Restate the entire listing word for word.

---------- Data to use

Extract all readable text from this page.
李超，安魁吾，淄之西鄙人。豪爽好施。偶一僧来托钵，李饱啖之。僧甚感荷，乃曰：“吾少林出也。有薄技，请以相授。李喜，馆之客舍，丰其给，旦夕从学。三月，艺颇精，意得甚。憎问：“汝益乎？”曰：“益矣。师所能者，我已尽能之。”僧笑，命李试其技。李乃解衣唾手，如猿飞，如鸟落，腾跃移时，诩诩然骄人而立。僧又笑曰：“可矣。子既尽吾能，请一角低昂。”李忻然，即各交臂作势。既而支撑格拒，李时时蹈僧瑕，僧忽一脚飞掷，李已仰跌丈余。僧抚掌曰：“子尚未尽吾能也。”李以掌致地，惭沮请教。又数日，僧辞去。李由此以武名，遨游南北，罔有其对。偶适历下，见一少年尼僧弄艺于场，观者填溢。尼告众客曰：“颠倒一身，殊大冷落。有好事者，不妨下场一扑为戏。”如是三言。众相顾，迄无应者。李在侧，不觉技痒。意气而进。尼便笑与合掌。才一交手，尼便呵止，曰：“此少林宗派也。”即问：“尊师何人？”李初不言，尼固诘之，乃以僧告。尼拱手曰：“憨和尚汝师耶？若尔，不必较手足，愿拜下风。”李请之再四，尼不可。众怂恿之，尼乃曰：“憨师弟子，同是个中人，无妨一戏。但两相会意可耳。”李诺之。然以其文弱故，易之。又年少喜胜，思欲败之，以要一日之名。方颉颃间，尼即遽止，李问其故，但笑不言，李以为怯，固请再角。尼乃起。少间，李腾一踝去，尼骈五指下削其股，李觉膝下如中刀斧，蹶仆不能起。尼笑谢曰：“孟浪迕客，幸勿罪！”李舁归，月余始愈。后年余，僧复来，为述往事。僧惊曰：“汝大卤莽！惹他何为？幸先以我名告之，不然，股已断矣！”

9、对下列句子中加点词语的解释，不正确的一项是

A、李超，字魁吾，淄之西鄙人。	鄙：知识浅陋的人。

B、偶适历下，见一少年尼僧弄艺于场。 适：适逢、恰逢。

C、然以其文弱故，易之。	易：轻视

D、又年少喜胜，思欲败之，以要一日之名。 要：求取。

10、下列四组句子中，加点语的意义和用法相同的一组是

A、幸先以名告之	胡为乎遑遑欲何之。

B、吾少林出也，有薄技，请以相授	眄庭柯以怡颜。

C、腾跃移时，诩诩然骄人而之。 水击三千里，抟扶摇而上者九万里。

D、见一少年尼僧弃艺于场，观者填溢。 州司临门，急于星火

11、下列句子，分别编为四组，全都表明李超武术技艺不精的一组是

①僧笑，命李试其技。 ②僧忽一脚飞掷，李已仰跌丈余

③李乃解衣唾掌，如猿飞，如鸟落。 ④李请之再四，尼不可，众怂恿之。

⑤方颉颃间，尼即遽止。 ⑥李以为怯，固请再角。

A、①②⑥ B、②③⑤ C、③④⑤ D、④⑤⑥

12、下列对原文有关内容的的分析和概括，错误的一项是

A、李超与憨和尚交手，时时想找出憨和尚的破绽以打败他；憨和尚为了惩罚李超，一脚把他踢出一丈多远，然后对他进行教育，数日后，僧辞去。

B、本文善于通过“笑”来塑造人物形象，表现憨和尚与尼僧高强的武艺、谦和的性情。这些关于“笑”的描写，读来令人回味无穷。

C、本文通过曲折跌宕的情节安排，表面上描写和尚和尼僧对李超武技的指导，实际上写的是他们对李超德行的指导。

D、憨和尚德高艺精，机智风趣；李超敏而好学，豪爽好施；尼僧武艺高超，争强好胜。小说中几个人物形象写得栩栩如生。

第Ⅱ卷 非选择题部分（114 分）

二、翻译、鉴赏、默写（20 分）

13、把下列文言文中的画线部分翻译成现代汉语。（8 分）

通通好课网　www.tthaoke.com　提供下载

--------------------

Solution:
Extract all readable text from this page.
李超，安魁吾，淄之西鄙人。豪爽好施。偶一僧来托钵，李饱啖之。僧甚感荷，乃曰：“吾少林出也。有薄技，请以相授。李喜，馆之客舍，丰其给，旦夕从学。三月，艺颇精，意得甚。憎问：“汝益乎？”曰：“益矣。师所能者，我已尽能之。”僧笑，命李试其技。李乃解衣唾手，如猿飞，如鸟落，腾跃移时，诩诩然骄人而立。僧又笑曰：“可矣。子既尽吾能，请一角低昂。”李忻然，即各交臂作势。既而支撑格拒，李时时蹈僧瑕，僧忽一脚飞掷，李已仰跌丈余。僧抚掌曰：“子尚未尽吾能也。”李以掌致地，惭沮请教。又数日，僧辞去。李由此以武名，遨游南北，罔有其对。偶适历下，见一少年尼僧弄艺于场，观者填溢。尼告众客曰：“颠倒一身，殊大冷落。有好事者，不妨下场一扑为戏。”如是三言。众相顾，迄无应者。李在侧，不觉技痒。意气而进。尼便笑与合掌。才一交手，尼便呵止，曰：“此少林宗派也。”即问：“尊师何人？”李初不言，尼固诘之，乃以僧告。尼拱手曰：“憨和尚汝师耶？若尔，不必较手足，愿拜下风。”李请之再四，尼不可。众怂恿之，尼乃曰：“憨师弟子，同是个中人，无妨一戏。但两相会意可耳。”李诺之。然以其文弱故，易之。又年少喜胜，思欲败之，以要一日之名。方颉颃间，尼即遽止，李问其故，但笑不言，李以为怯，固请再角。尼乃起。少间，李腾一踝去，尼骈五指下削其股，李觉膝下如中刀斧，蹶仆不能起。尼笑谢曰：“孟浪迕客，幸勿罪！”李舁归，月余始愈。后年余，僧复来，为述往事。僧惊曰：“汝大卤莽！惹他何为？幸先以我名告之，不然，股已断矣！”

9、对下列句子中加点词语的解释，不正确的一项是

A、李超，字魁吾，淄之西鄙人。	鄙：知识浅陋的人。

B、偶适历下，见一少年尼僧弄艺于场。 适：适逢、恰逢。

C、然以其文弱故，易之。	易：轻视

D、又年少喜胜，思欲败之，以要一日之名。 要：求取。

10、下列四组句子中，加点语的意义和用法相同的一组是

A、幸先以名告之	胡为乎遑遑欲何之。

B、吾少林出也，有薄技，请以相授	眄庭柯以怡颜。

C、腾跃移时，诩诩然骄人而之。 水击三千里，抟扶摇而上者九万里。

D、见一少年尼僧弃艺于场，观者填溢。 州司临门，急于星火

11、下列句子，分别编为四组，全都表明李超武术技艺不精的一组是

①僧笑，命李试其技。 ②僧忽一脚飞掷，李已仰跌丈余

③李乃解衣唾掌，如猿飞，如鸟落。 ④李请之再四，尼不可，众怂恿之。

⑤方颉颃间，尼即遽止。 ⑥李以为怯，固请再角。

A、①②⑥ B、②③⑤ C、③④⑤ D、④⑤⑥

12、下列对原文有关内容的的分析和概括，错误的一项是

A、李超与憨和尚交手，时时想找出憨和尚的破绽以打败他；憨和尚为了惩罚李超，一脚把他踢出一丈多远，然后对他进行教育，数日后，僧辞去。

B、本文善于通过“笑”来塑造人物形象，表现憨和尚与尼僧高强的武艺、谦和的性情。这些关于“笑”的描写，读来令人回味无穷。

C、本文通过曲折跌宕的情节安排，表面上描写和尚和尼僧对李超武技的指导，实际上写的是他们对李超德行的指导。

D、憨和尚德高艺精，机智风趣；李超敏而好学，豪爽好施；尼僧武艺高超，争强好胜。小说中几个人物形象写得栩栩如生。

第Ⅱ卷 非选择题部分（114 分）

二、翻译、鉴赏、默写（20 分）

13、把下列文言文中的画线部分翻译成现代汉语。（8 分）

通通好课网　www.tthaoke.com　提供下载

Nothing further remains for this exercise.